Instructions for the task → Emit the data below verbatim, stripping out any pictures.

[Dataset items]
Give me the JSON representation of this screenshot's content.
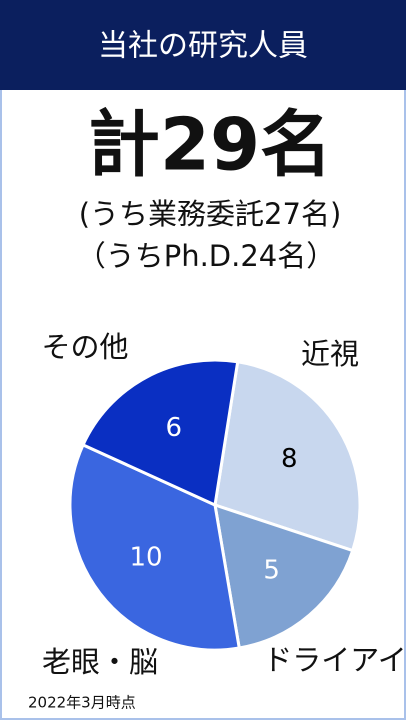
{
  "chart_data": {
    "type": "pie",
    "title": "当社の研究人員",
    "headline": "計29名",
    "subtitles": [
      "(うち業務委託27名)",
      "（うちPh.D.24名）"
    ],
    "note": "2022年3月時点",
    "categories": [
      "近視",
      "ドライアイ",
      "老眼・脳",
      "その他"
    ],
    "values": [
      8,
      5,
      10,
      6
    ],
    "colors": [
      "#c8d7ee",
      "#7fa2d2",
      "#3a66e0",
      "#0a2fc2"
    ],
    "label_colors": [
      "#000000",
      "#ffffff",
      "#ffffff",
      "#ffffff"
    ]
  }
}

Task result →
Give me the JSON representation of this screenshot's content.
{
  "chart_data": {
    "type": "pie",
    "title": "当社の研究人員",
    "headline": "計29名",
    "subtitles": [
      "(うち業務委託27名)",
      "（うちPh.D.24名）"
    ],
    "note": "2022年3月時点",
    "categories": [
      "近視",
      "ドライアイ",
      "老眼・脳",
      "その他"
    ],
    "values": [
      8,
      5,
      10,
      6
    ],
    "colors": [
      "#c8d7ee",
      "#7fa2d2",
      "#3a66e0",
      "#0a2fc2"
    ],
    "label_colors": [
      "#000000",
      "#ffffff",
      "#ffffff",
      "#ffffff"
    ]
  }
}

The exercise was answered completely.